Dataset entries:

__________

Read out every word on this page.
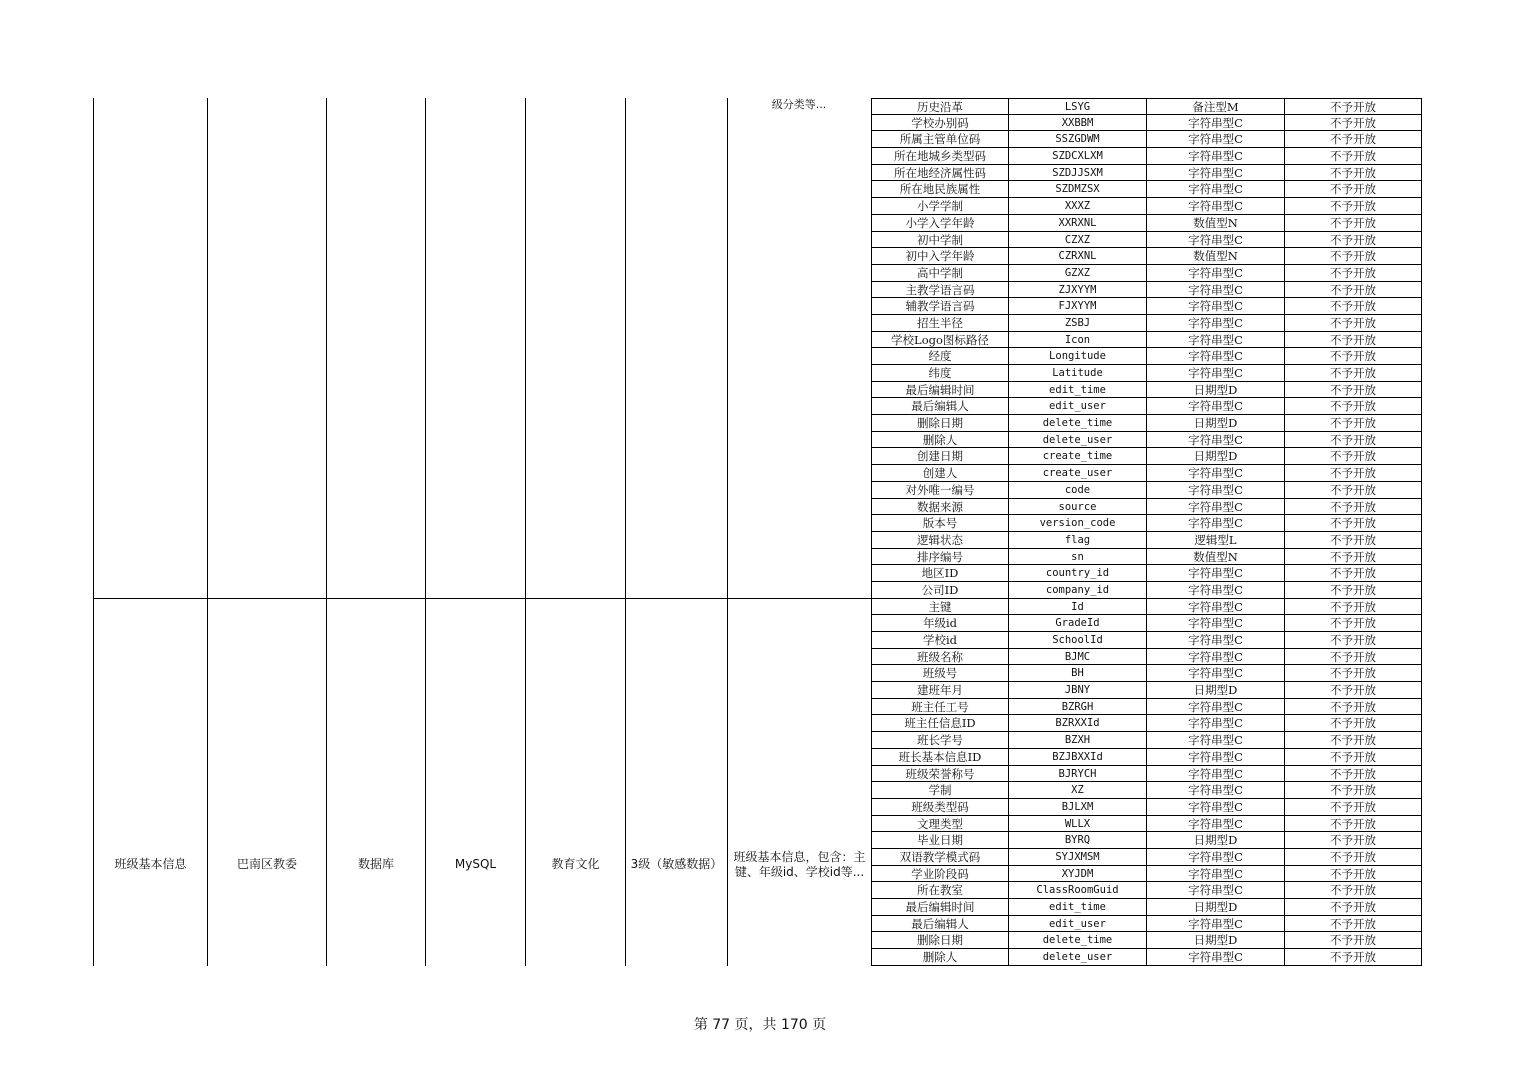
级分类等...
班级基本信息	巴南区教委	数据库	MySQL	教育文化	3级（敏感数据） 班级基本信息，包含：主
键、年级id、学校id等...
历史沿革	LSYG	备注型M	不予开放
学校办别码	XXBBM	字符串型C	不予开放
所属主管单位码	SSZGDWM	字符串型C	不予开放
所在地城乡类型码	SZDCXLXM	字符串型C	不予开放
所在地经济属性码	SZDJJSXM	字符串型C	不予开放
所在地民族属性	SZDMZSX	字符串型C	不予开放
小学学制	XXXZ	字符串型C	不予开放
小学入学年龄	XXRXNL	数值型N	不予开放
初中学制	CZXZ	字符串型C	不予开放
初中入学年龄	CZRXNL	数值型N	不予开放
高中学制	GZXZ	字符串型C	不予开放
主教学语言码	ZJXYYM	字符串型C	不予开放
辅教学语言码	FJXYYM	字符串型C	不予开放
招生半径	ZSBJ	字符串型C	不予开放
学校Logo图标路径	Icon	字符串型C	不予开放
经度	Longitude	字符串型C	不予开放
纬度	Latitude	字符串型C	不予开放
最后编辑时间	edit_time	日期型D	不予开放
最后编辑人	edit_user	字符串型C	不予开放
删除日期	delete_time	日期型D	不予开放
删除人	delete_user	字符串型C	不予开放
创建日期	create_time	日期型D	不予开放
创建人	create_user	字符串型C	不予开放
对外唯一编号	code	字符串型C	不予开放
数据来源	source	字符串型C	不予开放
版本号	version_code	字符串型C	不予开放
逻辑状态	flag	逻辑型L	不予开放
排序编号	sn	数值型N	不予开放
地区ID	country_id	字符串型C	不予开放
公司ID	company_id	字符串型C	不予开放
主键	Id	字符串型C	不予开放
年级id	GradeId	字符串型C	不予开放
学校id	SchoolId	字符串型C	不予开放
班级名称	BJMC	字符串型C	不予开放
班级号	BH	字符串型C	不予开放
建班年月	JBNY	日期型D	不予开放
班主任工号	BZRGH	字符串型C	不予开放
班主任信息ID	BZRXXId	字符串型C	不予开放
班长学号	BZXH	字符串型C	不予开放
班长基本信息ID	BZJBXXId	字符串型C	不予开放
班级荣誉称号	BJRYCH	字符串型C	不予开放
学制	XZ	字符串型C	不予开放
班级类型码	BJLXM	字符串型C	不予开放
文理类型	WLLX	字符串型C	不予开放
毕业日期	BYRQ	日期型D	不予开放
双语教学模式码	SYJXMSM	字符串型C	不予开放
学业阶段码	XYJDM	字符串型C	不予开放
所在教室	ClassRoomGuid	字符串型C	不予开放
最后编辑时间	edit_time	日期型D	不予开放
最后编辑人	edit_user	字符串型C	不予开放
删除日期	delete_time	日期型D	不予开放
删除人	delete_user	字符串型C	不予开放
第 77 页，共 170 页
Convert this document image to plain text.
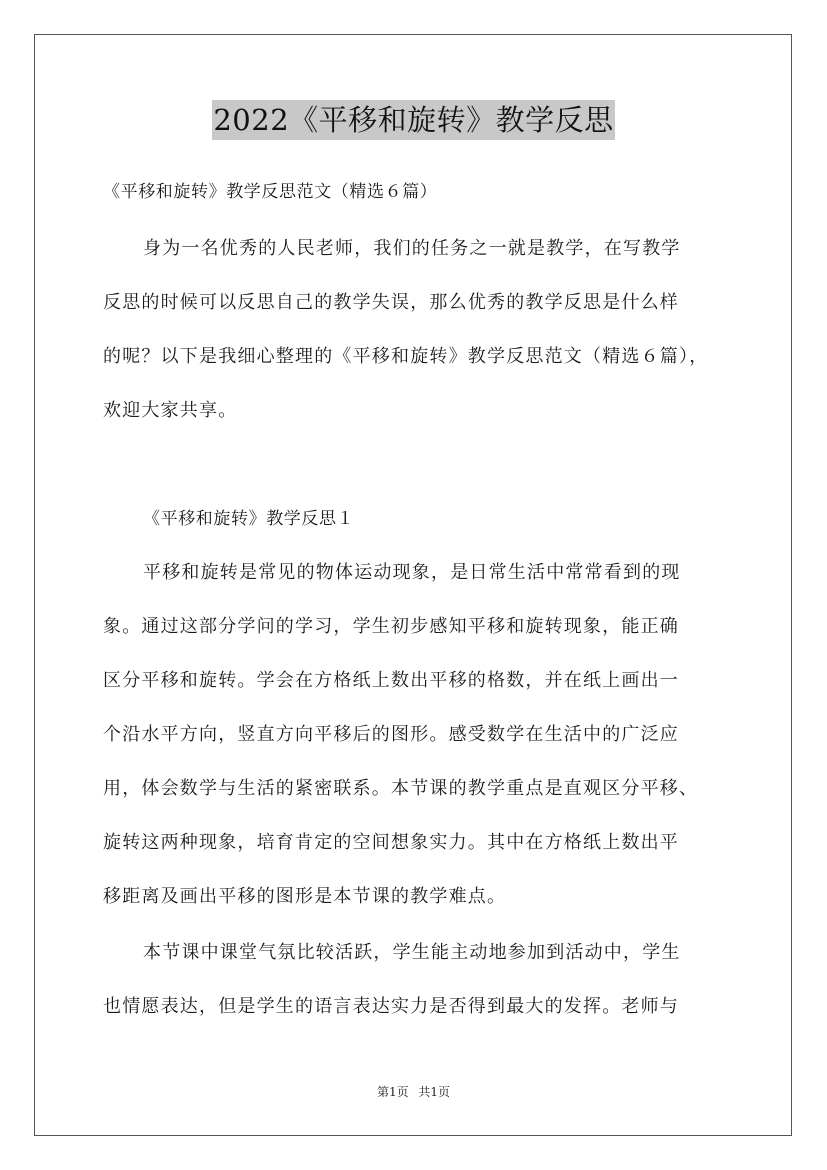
2022《平移和旋转》教学反思
《平移和旋转》教学反思范文（精选６篇）
身为一名优秀的人民老师，我们的任务之一就是教学，在写教学
反思的时候可以反思自己的教学失误，那么优秀的教学反思是什么样
的呢？以下是我细心整理的《平移和旋转》教学反思范文（精选６篇），
欢迎大家共享。
《平移和旋转》教学反思１
平移和旋转是常见的物体运动现象，是日常生活中常常看到的现
象。通过这部分学问的学习，学生初步感知平移和旋转现象，能正确
区分平移和旋转。学会在方格纸上数出平移的格数，并在纸上画出一
个沿水平方向，竖直方向平移后的图形。感受数学在生活中的广泛应
用，体会数学与生活的紧密联系。本节课的教学重点是直观区分平移、
旋转这两种现象，培育肯定的空间想象实力。其中在方格纸上数出平
移距离及画出平移的图形是本节课的教学难点。
本节课中课堂气氛比较活跃，学生能主动地参加到活动中，学生
也情愿表达，但是学生的语言表达实力是否得到最大的发挥。老师与
第1页 共1页
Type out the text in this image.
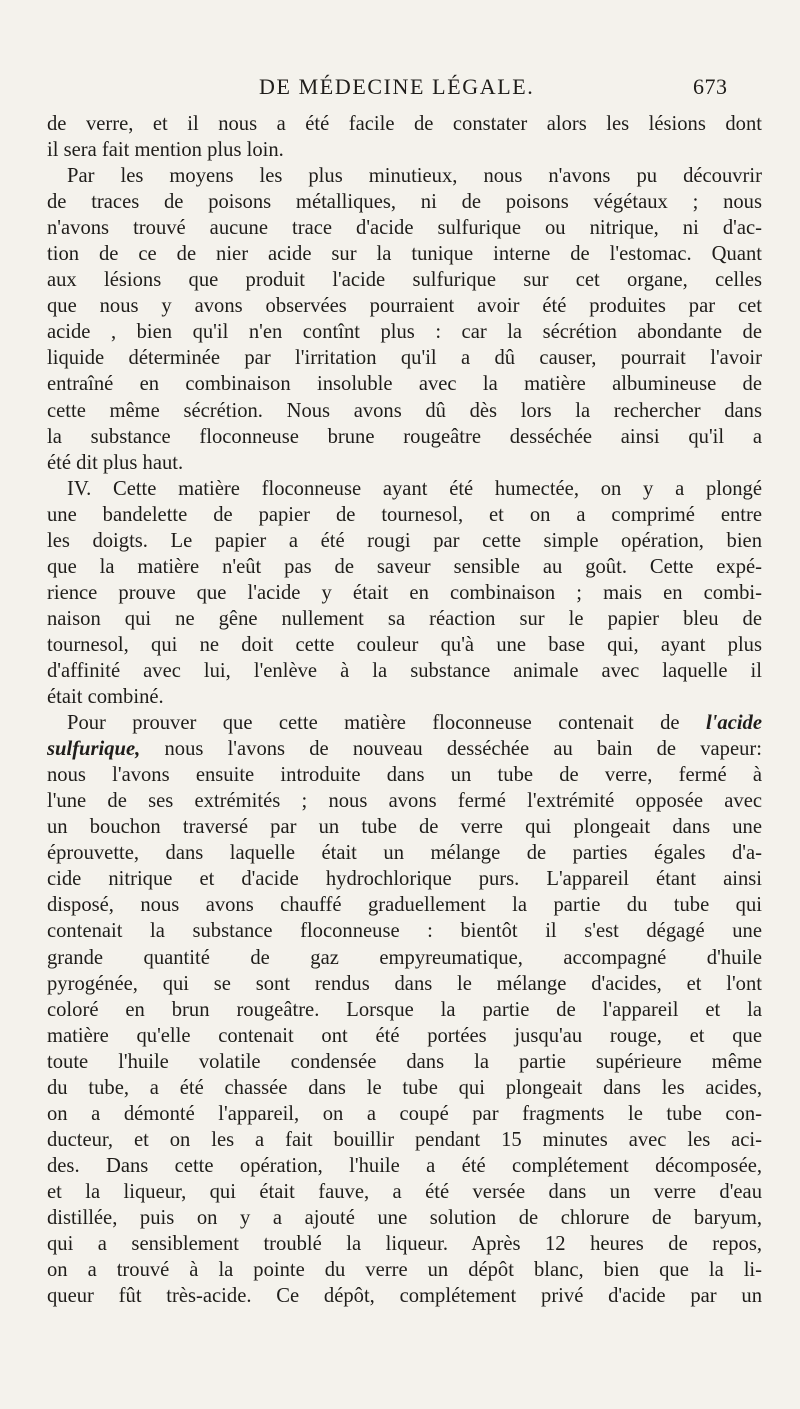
DE MÉDECINE LÉGALE.	673
de verre, et il nous a été facile de constater alors les lésions dont
il sera fait mention plus loin.
Par les moyens les plus minutieux, nous n'avons pu découvrir
de traces de poisons métalliques, ni de poisons végétaux ; nous
n'avons trouvé aucune trace d'acide sulfurique ou nitrique, ni d'ac-
tion de ce de nier acide sur la tunique interne de l'estomac. Quant
aux lésions que produit l'acide sulfurique sur cet organe, celles
que nous y avons observées pourraient avoir été produites par cet
acide , bien qu'il n'en contînt plus : car la sécrétion abondante de
liquide déterminée par l'irritation qu'il a dû causer, pourrait l'avoir
entraîné en combinaison insoluble avec la matière albumineuse de
cette même sécrétion. Nous avons dû dès lors la rechercher dans
la substance floconneuse brune rougeâtre desséchée ainsi qu'il a
été dit plus haut.
IV. Cette matière floconneuse ayant été humectée, on y a plongé
une bandelette de papier de tournesol, et on a comprimé entre
les doigts. Le papier a été rougi par cette simple opération, bien
que la matière n'eût pas de saveur sensible au goût. Cette expé-
rience prouve que l'acide y était en combinaison ; mais en combi-
naison qui ne gêne nullement sa réaction sur le papier bleu de
tournesol, qui ne doit cette couleur qu'à une base qui, ayant plus
d'affinité avec lui, l'enlève à la substance animale avec laquelle il
était combiné.
Pour prouver que cette matière floconneuse contenait de l'acide
sulfurique, nous l'avons de nouveau desséchée au bain de vapeur:
nous l'avons ensuite introduite dans un tube de verre, fermé à
l'une de ses extrémités ; nous avons fermé l'extrémité opposée avec
un bouchon traversé par un tube de verre qui plongeait dans une
éprouvette, dans laquelle était un mélange de parties égales d'a-
cide nitrique et d'acide hydrochlorique purs. L'appareil étant ainsi
disposé, nous avons chauffé graduellement la partie du tube qui
contenait la substance floconneuse : bientôt il s'est dégagé une
grande quantité de gaz empyreumatique, accompagné d'huile
pyrogénée, qui se sont rendus dans le mélange d'acides, et l'ont
coloré en brun rougeâtre. Lorsque la partie de l'appareil et la
matière qu'elle contenait ont été portées jusqu'au rouge, et que
toute l'huile volatile condensée dans la partie supérieure même
du tube, a été chassée dans le tube qui plongeait dans les acides,
on a démonté l'appareil, on a coupé par fragments le tube con-
ducteur, et on les a fait bouillir pendant 15 minutes avec les aci-
des. Dans cette opération, l'huile a été complétement décomposée,
et la liqueur, qui était fauve, a été versée dans un verre d'eau
distillée, puis on y a ajouté une solution de chlorure de baryum,
qui a sensiblement troublé la liqueur. Après 12 heures de repos,
on a trouvé à la pointe du verre un dépôt blanc, bien que la li-
queur fût très-acide. Ce dépôt, complétement privé d'acide par un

__________

#### [Short problem]
Reproduce the material in full, word for word, and omit the pictures.

#### [Solution for this problem]
Read out every word on this page.
级分类等...
班级基本信息	巴南区教委	数据库	MySQL	教育文化	3级（敏感数据） 班级基本信息，包含：主
键、年级id、学校id等...
历史沿革	LSYG	备注型M	不予开放
学校办别码	XXBBM	字符串型C	不予开放
所属主管单位码	SSZGDWM	字符串型C	不予开放
所在地城乡类型码	SZDCXLXM	字符串型C	不予开放
所在地经济属性码	SZDJJSXM	字符串型C	不予开放
所在地民族属性	SZDMZSX	字符串型C	不予开放
小学学制	XXXZ	字符串型C	不予开放
小学入学年龄	XXRXNL	数值型N	不予开放
初中学制	CZXZ	字符串型C	不予开放
初中入学年龄	CZRXNL	数值型N	不予开放
高中学制	GZXZ	字符串型C	不予开放
主教学语言码	ZJXYYM	字符串型C	不予开放
辅教学语言码	FJXYYM	字符串型C	不予开放
招生半径	ZSBJ	字符串型C	不予开放
学校Logo图标路径	Icon	字符串型C	不予开放
经度	Longitude	字符串型C	不予开放
纬度	Latitude	字符串型C	不予开放
最后编辑时间	edit_time	日期型D	不予开放
最后编辑人	edit_user	字符串型C	不予开放
删除日期	delete_time	日期型D	不予开放
删除人	delete_user	字符串型C	不予开放
创建日期	create_time	日期型D	不予开放
创建人	create_user	字符串型C	不予开放
对外唯一编号	code	字符串型C	不予开放
数据来源	source	字符串型C	不予开放
版本号	version_code	字符串型C	不予开放
逻辑状态	flag	逻辑型L	不予开放
排序编号	sn	数值型N	不予开放
地区ID	country_id	字符串型C	不予开放
公司ID	company_id	字符串型C	不予开放
主键	Id	字符串型C	不予开放
年级id	GradeId	字符串型C	不予开放
学校id	SchoolId	字符串型C	不予开放
班级名称	BJMC	字符串型C	不予开放
班级号	BH	字符串型C	不予开放
建班年月	JBNY	日期型D	不予开放
班主任工号	BZRGH	字符串型C	不予开放
班主任信息ID	BZRXXId	字符串型C	不予开放
班长学号	BZXH	字符串型C	不予开放
班长基本信息ID	BZJBXXId	字符串型C	不予开放
班级荣誉称号	BJRYCH	字符串型C	不予开放
学制	XZ	字符串型C	不予开放
班级类型码	BJLXM	字符串型C	不予开放
文理类型	WLLX	字符串型C	不予开放
毕业日期	BYRQ	日期型D	不予开放
双语教学模式码	SYJXMSM	字符串型C	不予开放
学业阶段码	XYJDM	字符串型C	不予开放
所在教室	ClassRoomGuid	字符串型C	不予开放
最后编辑时间	edit_time	日期型D	不予开放
最后编辑人	edit_user	字符串型C	不予开放
删除日期	delete_time	日期型D	不予开放
删除人	delete_user	字符串型C	不予开放
第 77 页，共 170 页
Convert this document image to plain text.
2022《平移和旋转》教学反思
《平移和旋转》教学反思范文（精选６篇）
身为一名优秀的人民老师，我们的任务之一就是教学，在写教学
反思的时候可以反思自己的教学失误，那么优秀的教学反思是什么样
的呢？以下是我细心整理的《平移和旋转》教学反思范文（精选６篇），
欢迎大家共享。
《平移和旋转》教学反思１
平移和旋转是常见的物体运动现象，是日常生活中常常看到的现
象。通过这部分学问的学习，学生初步感知平移和旋转现象，能正确
区分平移和旋转。学会在方格纸上数出平移的格数，并在纸上画出一
个沿水平方向，竖直方向平移后的图形。感受数学在生活中的广泛应
用，体会数学与生活的紧密联系。本节课的教学重点是直观区分平移、
旋转这两种现象，培育肯定的空间想象实力。其中在方格纸上数出平
移距离及画出平移的图形是本节课的教学难点。
本节课中课堂气氛比较活跃，学生能主动地参加到活动中，学生
也情愿表达，但是学生的语言表达实力是否得到最大的发挥。老师与
第1页 共1页
Type out the text in this image.
DE MÉDECINE LÉGALE.	673
de verre, et il nous a été facile de constater alors les lésions dont
il sera fait mention plus loin.
Par les moyens les plus minutieux, nous n'avons pu découvrir
de traces de poisons métalliques, ni de poisons végétaux ; nous
n'avons trouvé aucune trace d'acide sulfurique ou nitrique, ni d'ac-
tion de ce de nier acide sur la tunique interne de l'estomac. Quant
aux lésions que produit l'acide sulfurique sur cet organe, celles
que nous y avons observées pourraient avoir été produites par cet
acide , bien qu'il n'en contînt plus : car la sécrétion abondante de
liquide déterminée par l'irritation qu'il a dû causer, pourrait l'avoir
entraîné en combinaison insoluble avec la matière albumineuse de
cette même sécrétion. Nous avons dû dès lors la rechercher dans
la substance floconneuse brune rougeâtre desséchée ainsi qu'il a
été dit plus haut.
IV. Cette matière floconneuse ayant été humectée, on y a plongé
une bandelette de papier de tournesol, et on a comprimé entre
les doigts. Le papier a été rougi par cette simple opération, bien
que la matière n'eût pas de saveur sensible au goût. Cette expé-
rience prouve que l'acide y était en combinaison ; mais en combi-
naison qui ne gêne nullement sa réaction sur le papier bleu de
tournesol, qui ne doit cette couleur qu'à une base qui, ayant plus
d'affinité avec lui, l'enlève à la substance animale avec laquelle il
était combiné.
Pour prouver que cette matière floconneuse contenait de l'acide
sulfurique, nous l'avons de nouveau desséchée au bain de vapeur:
nous l'avons ensuite introduite dans un tube de verre, fermé à
l'une de ses extrémités ; nous avons fermé l'extrémité opposée avec
un bouchon traversé par un tube de verre qui plongeait dans une
éprouvette, dans laquelle était un mélange de parties égales d'a-
cide nitrique et d'acide hydrochlorique purs. L'appareil étant ainsi
disposé, nous avons chauffé graduellement la partie du tube qui
contenait la substance floconneuse : bientôt il s'est dégagé une
grande quantité de gaz empyreumatique, accompagné d'huile
pyrogénée, qui se sont rendus dans le mélange d'acides, et l'ont
coloré en brun rougeâtre. Lorsque la partie de l'appareil et la
matière qu'elle contenait ont été portées jusqu'au rouge, et que
toute l'huile volatile condensée dans la partie supérieure même
du tube, a été chassée dans le tube qui plongeait dans les acides,
on a démonté l'appareil, on a coupé par fragments le tube con-
ducteur, et on les a fait bouillir pendant 15 minutes avec les aci-
des. Dans cette opération, l'huile a été complétement décomposée,
et la liqueur, qui était fauve, a été versée dans un verre d'eau
distillée, puis on y a ajouté une solution de chlorure de baryum,
qui a sensiblement troublé la liqueur. Après 12 heures de repos,
on a trouvé à la pointe du verre un dépôt blanc, bien que la li-
queur fût très-acide. Ce dépôt, complétement privé d'acide par un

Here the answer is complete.